**Instructions for the task:** In the records that follow, show each line where the word "appears" is present.

**Data listing:**
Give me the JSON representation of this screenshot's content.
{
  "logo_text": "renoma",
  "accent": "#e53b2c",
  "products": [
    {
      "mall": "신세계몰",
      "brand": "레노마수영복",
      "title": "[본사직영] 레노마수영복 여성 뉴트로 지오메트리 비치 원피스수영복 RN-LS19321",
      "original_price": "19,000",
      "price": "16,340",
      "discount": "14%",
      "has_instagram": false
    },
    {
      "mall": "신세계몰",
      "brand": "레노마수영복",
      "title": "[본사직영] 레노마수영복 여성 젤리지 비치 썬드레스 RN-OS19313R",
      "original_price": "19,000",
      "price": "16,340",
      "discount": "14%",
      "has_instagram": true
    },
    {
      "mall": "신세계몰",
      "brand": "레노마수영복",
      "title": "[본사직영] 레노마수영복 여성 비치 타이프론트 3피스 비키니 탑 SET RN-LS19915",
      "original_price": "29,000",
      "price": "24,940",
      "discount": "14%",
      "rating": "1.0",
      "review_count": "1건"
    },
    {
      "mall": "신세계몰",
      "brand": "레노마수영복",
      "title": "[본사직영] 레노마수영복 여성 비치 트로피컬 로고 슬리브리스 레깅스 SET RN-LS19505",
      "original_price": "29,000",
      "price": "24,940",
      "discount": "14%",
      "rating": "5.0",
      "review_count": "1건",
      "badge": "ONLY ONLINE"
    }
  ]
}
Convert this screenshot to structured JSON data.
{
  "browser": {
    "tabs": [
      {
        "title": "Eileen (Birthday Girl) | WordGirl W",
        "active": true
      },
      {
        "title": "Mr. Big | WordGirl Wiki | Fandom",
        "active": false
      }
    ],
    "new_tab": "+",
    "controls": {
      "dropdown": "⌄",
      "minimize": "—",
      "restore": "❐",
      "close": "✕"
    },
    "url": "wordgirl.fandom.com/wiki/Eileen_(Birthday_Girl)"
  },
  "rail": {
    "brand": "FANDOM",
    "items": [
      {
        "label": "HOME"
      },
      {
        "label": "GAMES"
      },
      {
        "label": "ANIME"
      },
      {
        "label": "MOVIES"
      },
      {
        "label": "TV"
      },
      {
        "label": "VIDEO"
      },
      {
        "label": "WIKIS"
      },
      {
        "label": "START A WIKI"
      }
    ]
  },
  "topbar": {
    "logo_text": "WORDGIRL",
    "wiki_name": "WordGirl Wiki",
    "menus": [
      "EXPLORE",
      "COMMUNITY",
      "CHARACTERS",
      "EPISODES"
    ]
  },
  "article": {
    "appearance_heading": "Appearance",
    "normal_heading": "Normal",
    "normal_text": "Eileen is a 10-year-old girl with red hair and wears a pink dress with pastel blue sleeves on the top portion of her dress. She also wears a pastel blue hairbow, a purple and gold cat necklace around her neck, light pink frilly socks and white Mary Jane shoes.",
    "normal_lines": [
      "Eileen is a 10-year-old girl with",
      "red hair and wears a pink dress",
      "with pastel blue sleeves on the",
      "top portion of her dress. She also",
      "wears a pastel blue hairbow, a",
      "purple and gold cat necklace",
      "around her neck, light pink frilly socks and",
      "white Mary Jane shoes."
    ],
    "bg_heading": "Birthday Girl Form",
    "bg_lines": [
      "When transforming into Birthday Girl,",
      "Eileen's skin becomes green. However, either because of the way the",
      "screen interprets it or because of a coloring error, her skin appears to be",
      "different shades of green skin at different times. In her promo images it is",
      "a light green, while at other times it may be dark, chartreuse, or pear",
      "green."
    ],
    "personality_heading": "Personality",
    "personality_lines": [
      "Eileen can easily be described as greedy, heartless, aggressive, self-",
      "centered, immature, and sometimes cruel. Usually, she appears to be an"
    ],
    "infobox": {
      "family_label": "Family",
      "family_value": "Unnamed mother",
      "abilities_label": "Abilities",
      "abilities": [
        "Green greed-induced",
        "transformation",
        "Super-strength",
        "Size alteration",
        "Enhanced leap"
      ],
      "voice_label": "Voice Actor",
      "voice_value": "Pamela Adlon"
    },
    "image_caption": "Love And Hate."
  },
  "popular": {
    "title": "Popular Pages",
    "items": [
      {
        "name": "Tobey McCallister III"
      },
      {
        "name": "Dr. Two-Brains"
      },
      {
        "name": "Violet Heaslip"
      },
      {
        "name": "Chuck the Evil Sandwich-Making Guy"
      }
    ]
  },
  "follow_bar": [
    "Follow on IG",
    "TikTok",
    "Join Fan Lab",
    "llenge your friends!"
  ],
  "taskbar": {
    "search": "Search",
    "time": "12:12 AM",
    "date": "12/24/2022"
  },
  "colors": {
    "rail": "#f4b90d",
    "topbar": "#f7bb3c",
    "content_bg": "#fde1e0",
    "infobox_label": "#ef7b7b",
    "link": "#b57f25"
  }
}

**Answer:**
      "screen interprets it or because of a coloring error, her skin appears to be",
      "centered, immature, and sometimes cruel. Usually, she appears to be an"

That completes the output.